What this task involves
Without including any pictures, write out the listing below exactly.

Collected data
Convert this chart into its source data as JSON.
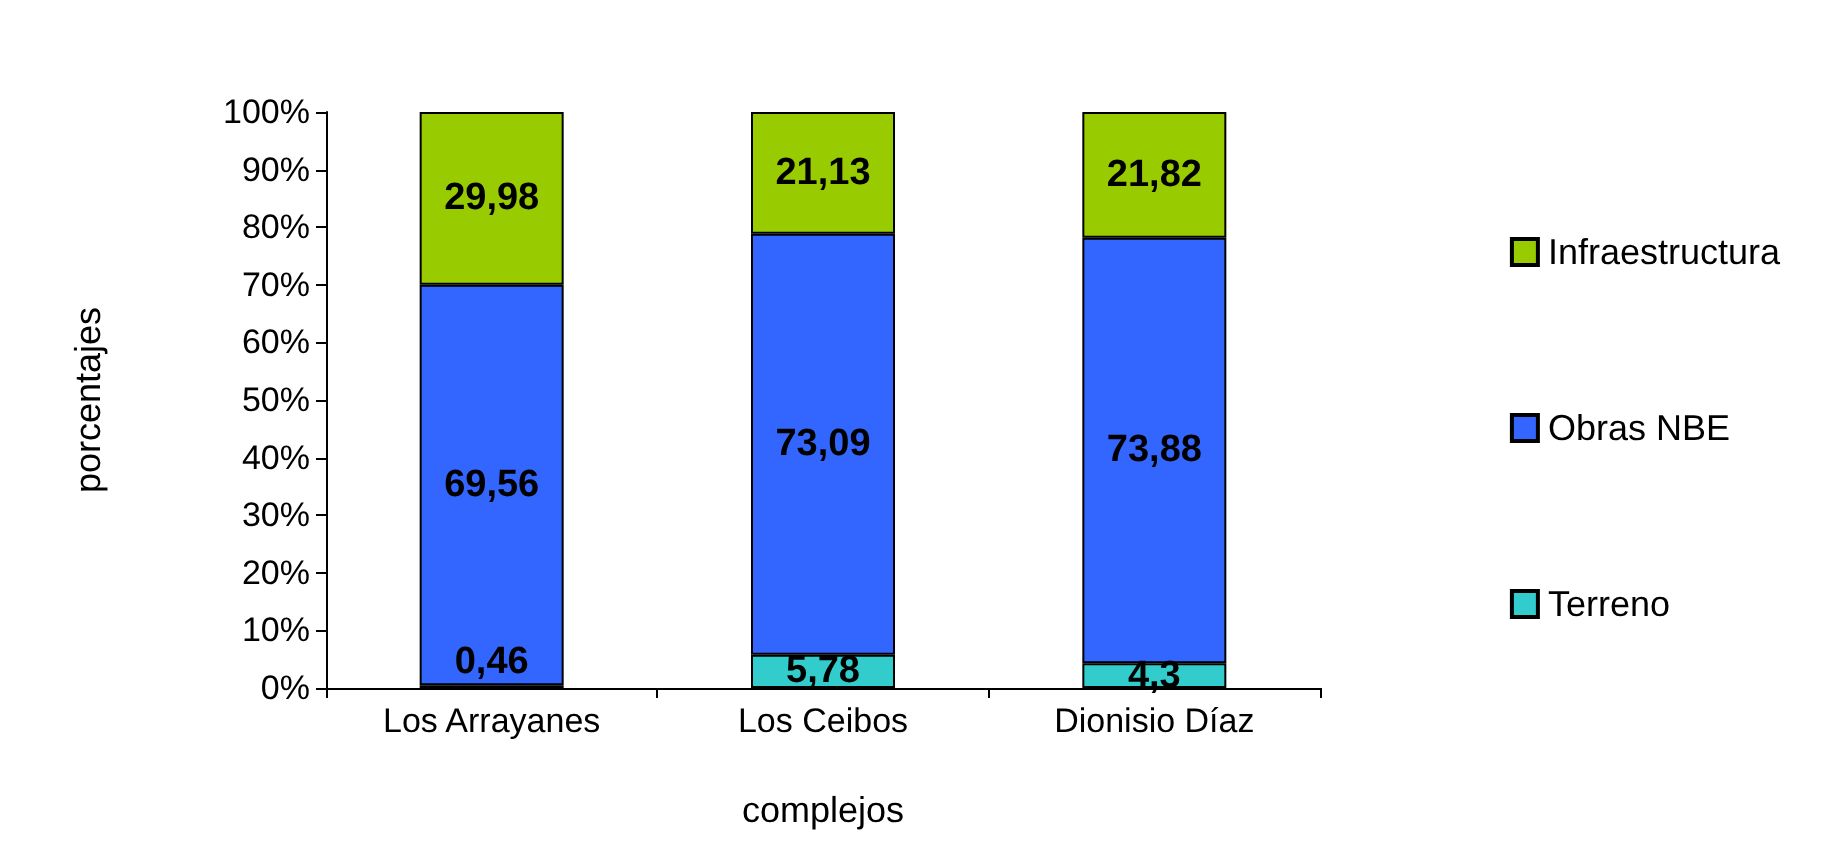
{
  "chart_data": {
    "type": "bar",
    "stacked": true,
    "xlabel": "complejos",
    "ylabel": "porcentajes",
    "categories": [
      "Los Arrayanes",
      "Los Ceibos",
      "Dionisio Díaz"
    ],
    "series": [
      {
        "name": "Terreno",
        "color": "#33cccc",
        "values": [
          0.46,
          5.78,
          4.3
        ],
        "value_labels": [
          "0,46",
          "5,78",
          "4,3"
        ]
      },
      {
        "name": "Obras NBE",
        "color": "#3366ff",
        "values": [
          69.56,
          73.09,
          73.88
        ],
        "value_labels": [
          "69,56",
          "73,09",
          "73,88"
        ]
      },
      {
        "name": "Infraestructura",
        "color": "#99cc00",
        "values": [
          29.98,
          21.13,
          21.82
        ],
        "value_labels": [
          "29,98",
          "21,13",
          "21,82"
        ]
      }
    ],
    "ylim": [
      0,
      100
    ],
    "yticks": [
      {
        "value": 0,
        "label": "0%"
      },
      {
        "value": 10,
        "label": "10%"
      },
      {
        "value": 20,
        "label": "20%"
      },
      {
        "value": 30,
        "label": "30%"
      },
      {
        "value": 40,
        "label": "40%"
      },
      {
        "value": 50,
        "label": "50%"
      },
      {
        "value": 60,
        "label": "60%"
      },
      {
        "value": 70,
        "label": "70%"
      },
      {
        "value": 80,
        "label": "80%"
      },
      {
        "value": 90,
        "label": "90%"
      },
      {
        "value": 100,
        "label": "100%"
      }
    ],
    "grid": false,
    "legend": "right"
  }
}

Response to this task
Convert this chart into its source data as JSON.
{
  "chart_data": {
    "type": "bar",
    "stacked": true,
    "xlabel": "complejos",
    "ylabel": "porcentajes",
    "categories": [
      "Los Arrayanes",
      "Los Ceibos",
      "Dionisio Díaz"
    ],
    "series": [
      {
        "name": "Terreno",
        "color": "#33cccc",
        "values": [
          0.46,
          5.78,
          4.3
        ],
        "value_labels": [
          "0,46",
          "5,78",
          "4,3"
        ]
      },
      {
        "name": "Obras NBE",
        "color": "#3366ff",
        "values": [
          69.56,
          73.09,
          73.88
        ],
        "value_labels": [
          "69,56",
          "73,09",
          "73,88"
        ]
      },
      {
        "name": "Infraestructura",
        "color": "#99cc00",
        "values": [
          29.98,
          21.13,
          21.82
        ],
        "value_labels": [
          "29,98",
          "21,13",
          "21,82"
        ]
      }
    ],
    "ylim": [
      0,
      100
    ],
    "yticks": [
      {
        "value": 0,
        "label": "0%"
      },
      {
        "value": 10,
        "label": "10%"
      },
      {
        "value": 20,
        "label": "20%"
      },
      {
        "value": 30,
        "label": "30%"
      },
      {
        "value": 40,
        "label": "40%"
      },
      {
        "value": 50,
        "label": "50%"
      },
      {
        "value": 60,
        "label": "60%"
      },
      {
        "value": 70,
        "label": "70%"
      },
      {
        "value": 80,
        "label": "80%"
      },
      {
        "value": 90,
        "label": "90%"
      },
      {
        "value": 100,
        "label": "100%"
      }
    ],
    "grid": false,
    "legend": "right"
  }
}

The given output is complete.